_Exercise brief_: Every line with the string "screenshot" should be gathered.

[Structured figure records]
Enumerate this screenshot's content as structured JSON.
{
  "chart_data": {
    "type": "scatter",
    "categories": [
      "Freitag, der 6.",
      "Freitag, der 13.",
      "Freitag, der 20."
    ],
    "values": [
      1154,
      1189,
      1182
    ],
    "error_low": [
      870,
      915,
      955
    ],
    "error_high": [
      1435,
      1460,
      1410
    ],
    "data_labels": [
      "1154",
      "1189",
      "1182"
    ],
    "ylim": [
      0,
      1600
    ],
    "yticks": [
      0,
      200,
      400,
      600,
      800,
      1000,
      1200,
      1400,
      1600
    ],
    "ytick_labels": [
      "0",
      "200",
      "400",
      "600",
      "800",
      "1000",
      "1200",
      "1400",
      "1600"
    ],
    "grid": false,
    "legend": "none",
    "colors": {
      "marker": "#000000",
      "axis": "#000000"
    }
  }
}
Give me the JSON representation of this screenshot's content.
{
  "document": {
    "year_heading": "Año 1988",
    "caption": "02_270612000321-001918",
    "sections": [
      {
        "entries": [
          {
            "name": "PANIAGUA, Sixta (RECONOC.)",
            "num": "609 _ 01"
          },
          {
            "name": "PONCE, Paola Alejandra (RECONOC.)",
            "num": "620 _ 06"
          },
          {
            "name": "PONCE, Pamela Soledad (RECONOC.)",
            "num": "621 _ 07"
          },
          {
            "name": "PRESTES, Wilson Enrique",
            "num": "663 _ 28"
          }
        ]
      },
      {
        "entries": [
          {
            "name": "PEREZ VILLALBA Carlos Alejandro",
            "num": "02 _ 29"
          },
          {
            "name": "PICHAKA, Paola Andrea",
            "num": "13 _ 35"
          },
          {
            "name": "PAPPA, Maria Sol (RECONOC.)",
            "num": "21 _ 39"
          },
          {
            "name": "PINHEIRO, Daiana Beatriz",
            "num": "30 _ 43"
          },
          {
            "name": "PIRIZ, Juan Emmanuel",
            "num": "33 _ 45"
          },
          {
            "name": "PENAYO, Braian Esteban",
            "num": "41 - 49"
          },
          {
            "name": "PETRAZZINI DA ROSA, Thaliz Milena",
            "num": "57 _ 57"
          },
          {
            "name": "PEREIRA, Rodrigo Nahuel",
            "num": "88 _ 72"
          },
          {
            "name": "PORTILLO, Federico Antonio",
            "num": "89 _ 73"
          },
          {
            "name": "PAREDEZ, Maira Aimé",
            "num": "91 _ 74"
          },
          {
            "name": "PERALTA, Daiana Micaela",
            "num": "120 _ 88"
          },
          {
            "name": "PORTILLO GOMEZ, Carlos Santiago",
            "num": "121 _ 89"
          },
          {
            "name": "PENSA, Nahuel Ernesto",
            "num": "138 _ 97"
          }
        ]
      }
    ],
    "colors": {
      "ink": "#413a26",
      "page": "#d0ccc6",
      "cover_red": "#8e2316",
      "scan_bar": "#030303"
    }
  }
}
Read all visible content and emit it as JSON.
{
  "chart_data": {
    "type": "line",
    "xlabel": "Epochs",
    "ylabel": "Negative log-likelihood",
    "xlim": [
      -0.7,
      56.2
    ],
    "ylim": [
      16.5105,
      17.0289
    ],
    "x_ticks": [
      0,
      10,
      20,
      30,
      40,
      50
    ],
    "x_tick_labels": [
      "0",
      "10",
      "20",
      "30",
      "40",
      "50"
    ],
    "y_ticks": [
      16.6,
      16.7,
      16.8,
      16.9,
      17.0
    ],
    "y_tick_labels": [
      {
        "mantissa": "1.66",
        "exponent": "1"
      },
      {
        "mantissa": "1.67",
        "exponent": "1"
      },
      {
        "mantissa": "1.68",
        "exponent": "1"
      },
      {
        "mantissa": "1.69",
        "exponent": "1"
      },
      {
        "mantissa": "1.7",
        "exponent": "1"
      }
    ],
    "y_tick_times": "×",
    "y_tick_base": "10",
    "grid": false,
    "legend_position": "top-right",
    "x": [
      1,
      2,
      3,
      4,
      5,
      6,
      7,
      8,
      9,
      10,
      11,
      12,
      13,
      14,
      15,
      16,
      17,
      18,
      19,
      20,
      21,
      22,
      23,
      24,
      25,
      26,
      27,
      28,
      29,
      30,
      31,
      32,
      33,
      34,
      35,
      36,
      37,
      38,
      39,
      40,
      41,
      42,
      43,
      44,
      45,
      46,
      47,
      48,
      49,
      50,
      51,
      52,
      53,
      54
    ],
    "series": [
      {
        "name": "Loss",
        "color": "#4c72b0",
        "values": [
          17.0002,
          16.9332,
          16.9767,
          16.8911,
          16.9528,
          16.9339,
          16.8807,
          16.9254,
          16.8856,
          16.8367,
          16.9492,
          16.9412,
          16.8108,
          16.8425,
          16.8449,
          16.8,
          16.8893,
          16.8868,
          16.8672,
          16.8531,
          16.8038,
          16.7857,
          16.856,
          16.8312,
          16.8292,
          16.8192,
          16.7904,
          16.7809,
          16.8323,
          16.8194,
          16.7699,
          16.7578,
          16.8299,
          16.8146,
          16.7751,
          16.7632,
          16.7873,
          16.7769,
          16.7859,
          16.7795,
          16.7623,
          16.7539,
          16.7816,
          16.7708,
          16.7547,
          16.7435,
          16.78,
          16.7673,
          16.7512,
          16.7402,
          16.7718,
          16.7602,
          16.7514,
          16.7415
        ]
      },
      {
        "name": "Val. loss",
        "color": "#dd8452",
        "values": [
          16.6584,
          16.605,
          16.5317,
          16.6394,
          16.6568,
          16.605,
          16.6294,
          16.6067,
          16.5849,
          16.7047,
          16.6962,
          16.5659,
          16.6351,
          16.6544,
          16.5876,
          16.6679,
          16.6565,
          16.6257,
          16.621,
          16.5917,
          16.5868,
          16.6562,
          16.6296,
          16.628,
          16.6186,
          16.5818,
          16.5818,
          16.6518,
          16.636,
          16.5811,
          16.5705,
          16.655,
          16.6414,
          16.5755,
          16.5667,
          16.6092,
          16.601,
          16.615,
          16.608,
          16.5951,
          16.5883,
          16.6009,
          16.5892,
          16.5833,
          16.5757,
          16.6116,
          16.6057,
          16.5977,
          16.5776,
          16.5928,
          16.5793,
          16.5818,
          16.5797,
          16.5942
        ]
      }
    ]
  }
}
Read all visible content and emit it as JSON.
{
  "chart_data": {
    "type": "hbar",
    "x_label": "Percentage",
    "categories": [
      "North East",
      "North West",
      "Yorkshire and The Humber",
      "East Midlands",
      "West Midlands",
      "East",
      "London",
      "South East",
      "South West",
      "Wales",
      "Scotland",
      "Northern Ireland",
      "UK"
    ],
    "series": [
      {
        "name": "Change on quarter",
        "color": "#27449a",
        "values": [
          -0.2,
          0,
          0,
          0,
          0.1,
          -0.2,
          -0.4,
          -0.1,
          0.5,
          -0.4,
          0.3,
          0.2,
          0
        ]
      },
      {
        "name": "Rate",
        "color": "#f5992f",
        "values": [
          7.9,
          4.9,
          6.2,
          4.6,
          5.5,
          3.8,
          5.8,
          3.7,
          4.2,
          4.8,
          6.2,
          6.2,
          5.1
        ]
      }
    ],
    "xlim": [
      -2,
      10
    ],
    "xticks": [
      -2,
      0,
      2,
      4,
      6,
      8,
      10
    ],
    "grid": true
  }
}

_Solution_:
Enumerate this screenshot's content as structured JSON.
Give me the JSON representation of this screenshot's content.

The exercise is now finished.